Problem details
Take the entries below and reproduce them word for word.

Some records
● ● ● ●

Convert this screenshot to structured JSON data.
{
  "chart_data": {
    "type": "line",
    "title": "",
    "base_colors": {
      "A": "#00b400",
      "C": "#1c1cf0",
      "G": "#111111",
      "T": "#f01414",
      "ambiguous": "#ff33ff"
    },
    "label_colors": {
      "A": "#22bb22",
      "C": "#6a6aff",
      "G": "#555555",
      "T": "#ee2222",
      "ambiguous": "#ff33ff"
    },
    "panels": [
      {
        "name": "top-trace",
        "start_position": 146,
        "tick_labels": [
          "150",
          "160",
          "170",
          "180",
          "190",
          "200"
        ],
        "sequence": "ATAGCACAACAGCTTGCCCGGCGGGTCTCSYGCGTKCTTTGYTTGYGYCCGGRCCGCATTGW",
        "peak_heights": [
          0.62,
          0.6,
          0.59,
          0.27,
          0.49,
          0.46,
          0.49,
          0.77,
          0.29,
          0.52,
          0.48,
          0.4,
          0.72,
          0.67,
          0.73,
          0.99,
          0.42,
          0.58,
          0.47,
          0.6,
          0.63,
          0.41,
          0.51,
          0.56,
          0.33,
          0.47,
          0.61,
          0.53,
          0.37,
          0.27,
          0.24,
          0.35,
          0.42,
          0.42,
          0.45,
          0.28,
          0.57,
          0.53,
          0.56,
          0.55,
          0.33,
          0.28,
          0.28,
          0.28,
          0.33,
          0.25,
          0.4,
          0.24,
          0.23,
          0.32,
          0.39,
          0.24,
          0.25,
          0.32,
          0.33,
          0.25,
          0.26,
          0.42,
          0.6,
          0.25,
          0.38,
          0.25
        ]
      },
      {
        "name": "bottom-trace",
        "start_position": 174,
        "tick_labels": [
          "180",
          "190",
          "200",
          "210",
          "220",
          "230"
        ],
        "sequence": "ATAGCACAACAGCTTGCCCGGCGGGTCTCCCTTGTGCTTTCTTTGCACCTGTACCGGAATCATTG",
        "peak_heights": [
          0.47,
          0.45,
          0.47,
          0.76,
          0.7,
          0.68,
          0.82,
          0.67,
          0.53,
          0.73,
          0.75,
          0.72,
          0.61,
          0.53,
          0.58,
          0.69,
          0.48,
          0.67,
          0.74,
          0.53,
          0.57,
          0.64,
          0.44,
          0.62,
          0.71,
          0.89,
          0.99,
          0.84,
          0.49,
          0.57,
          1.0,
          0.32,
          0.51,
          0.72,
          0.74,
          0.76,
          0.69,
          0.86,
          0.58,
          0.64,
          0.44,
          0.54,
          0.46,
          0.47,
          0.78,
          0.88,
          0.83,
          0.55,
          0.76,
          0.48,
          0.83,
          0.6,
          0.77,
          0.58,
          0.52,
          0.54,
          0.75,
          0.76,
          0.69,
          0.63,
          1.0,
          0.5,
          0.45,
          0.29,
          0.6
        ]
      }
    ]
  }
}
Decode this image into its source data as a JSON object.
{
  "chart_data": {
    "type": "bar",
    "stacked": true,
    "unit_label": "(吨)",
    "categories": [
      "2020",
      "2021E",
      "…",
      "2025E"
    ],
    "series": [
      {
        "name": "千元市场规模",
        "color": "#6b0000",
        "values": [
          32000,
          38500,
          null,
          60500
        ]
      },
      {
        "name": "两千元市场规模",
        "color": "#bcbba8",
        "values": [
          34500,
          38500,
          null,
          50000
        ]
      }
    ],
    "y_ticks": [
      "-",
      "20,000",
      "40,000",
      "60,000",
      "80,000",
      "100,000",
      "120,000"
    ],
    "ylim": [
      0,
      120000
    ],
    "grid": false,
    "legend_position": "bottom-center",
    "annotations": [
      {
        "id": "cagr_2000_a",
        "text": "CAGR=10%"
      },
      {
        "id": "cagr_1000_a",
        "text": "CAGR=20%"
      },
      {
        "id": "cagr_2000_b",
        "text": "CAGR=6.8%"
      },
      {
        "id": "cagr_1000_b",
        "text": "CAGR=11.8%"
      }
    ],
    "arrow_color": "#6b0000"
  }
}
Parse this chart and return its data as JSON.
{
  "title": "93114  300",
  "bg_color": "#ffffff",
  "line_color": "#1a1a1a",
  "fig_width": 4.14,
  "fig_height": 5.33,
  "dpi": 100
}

● ● ● ●

Reply
Convert this screenshot to structured JSON data.
{
  "chart_data": {
    "type": "line",
    "title": "",
    "base_colors": {
      "A": "#00b400",
      "C": "#1c1cf0",
      "G": "#111111",
      "T": "#f01414",
      "ambiguous": "#ff33ff"
    },
    "label_colors": {
      "A": "#22bb22",
      "C": "#6a6aff",
      "G": "#555555",
      "T": "#ee2222",
      "ambiguous": "#ff33ff"
    },
    "panels": [
      {
        "name": "top-trace",
        "start_position": 146,
        "tick_labels": [
          "150",
          "160",
          "170",
          "180",
          "190",
          "200"
        ],
        "sequence": "ATAGCACAACAGCTTGCCCGGCGGGTCTCSYGCGTKCTTTGYTTGYGYCCGGRCCGCATTGW",
        "peak_heights": [
          0.62,
          0.6,
          0.59,
          0.27,
          0.49,
          0.46,
          0.49,
          0.77,
          0.29,
          0.52,
          0.48,
          0.4,
          0.72,
          0.67,
          0.73,
          0.99,
          0.42,
          0.58,
          0.47,
          0.6,
          0.63,
          0.41,
          0.51,
          0.56,
          0.33,
          0.47,
          0.61,
          0.53,
          0.37,
          0.27,
          0.24,
          0.35,
          0.42,
          0.42,
          0.45,
          0.28,
          0.57,
          0.53,
          0.56,
          0.55,
          0.33,
          0.28,
          0.28,
          0.28,
          0.33,
          0.25,
          0.4,
          0.24,
          0.23,
          0.32,
          0.39,
          0.24,
          0.25,
          0.32,
          0.33,
          0.25,
          0.26,
          0.42,
          0.6,
          0.25,
          0.38,
          0.25
        ]
      },
      {
        "name": "bottom-trace",
        "start_position": 174,
        "tick_labels": [
          "180",
          "190",
          "200",
          "210",
          "220",
          "230"
        ],
        "sequence": "ATAGCACAACAGCTTGCCCGGCGGGTCTCCCTTGTGCTTTCTTTGCACCTGTACCGGAATCATTG",
        "peak_heights": [
          0.47,
          0.45,
          0.47,
          0.76,
          0.7,
          0.68,
          0.82,
          0.67,
          0.53,
          0.73,
          0.75,
          0.72,
          0.61,
          0.53,
          0.58,
          0.69,
          0.48,
          0.67,
          0.74,
          0.53,
          0.57,
          0.64,
          0.44,
          0.62,
          0.71,
          0.89,
          0.99,
          0.84,
          0.49,
          0.57,
          1.0,
          0.32,
          0.51,
          0.72,
          0.74,
          0.76,
          0.69,
          0.86,
          0.58,
          0.64,
          0.44,
          0.54,
          0.46,
          0.47,
          0.78,
          0.88,
          0.83,
          0.55,
          0.76,
          0.48,
          0.83,
          0.6,
          0.77,
          0.58,
          0.52,
          0.54,
          0.75,
          0.76,
          0.69,
          0.63,
          1.0,
          0.5,
          0.45,
          0.29,
          0.6
        ]
      }
    ]
  }
}
Decode this image into its source data as a JSON object.
{
  "chart_data": {
    "type": "bar",
    "stacked": true,
    "unit_label": "(吨)",
    "categories": [
      "2020",
      "2021E",
      "…",
      "2025E"
    ],
    "series": [
      {
        "name": "千元市场规模",
        "color": "#6b0000",
        "values": [
          32000,
          38500,
          null,
          60500
        ]
      },
      {
        "name": "两千元市场规模",
        "color": "#bcbba8",
        "values": [
          34500,
          38500,
          null,
          50000
        ]
      }
    ],
    "y_ticks": [
      "-",
      "20,000",
      "40,000",
      "60,000",
      "80,000",
      "100,000",
      "120,000"
    ],
    "ylim": [
      0,
      120000
    ],
    "grid": false,
    "legend_position": "bottom-center",
    "annotations": [
      {
        "id": "cagr_2000_a",
        "text": "CAGR=10%"
      },
      {
        "id": "cagr_1000_a",
        "text": "CAGR=20%"
      },
      {
        "id": "cagr_2000_b",
        "text": "CAGR=6.8%"
      },
      {
        "id": "cagr_1000_b",
        "text": "CAGR=11.8%"
      }
    ],
    "arrow_color": "#6b0000"
  }
}
Parse this chart and return its data as JSON.
{
  "title": "93114  300",
  "bg_color": "#ffffff",
  "line_color": "#1a1a1a",
  "fig_width": 4.14,
  "fig_height": 5.33,
  "dpi": 100
}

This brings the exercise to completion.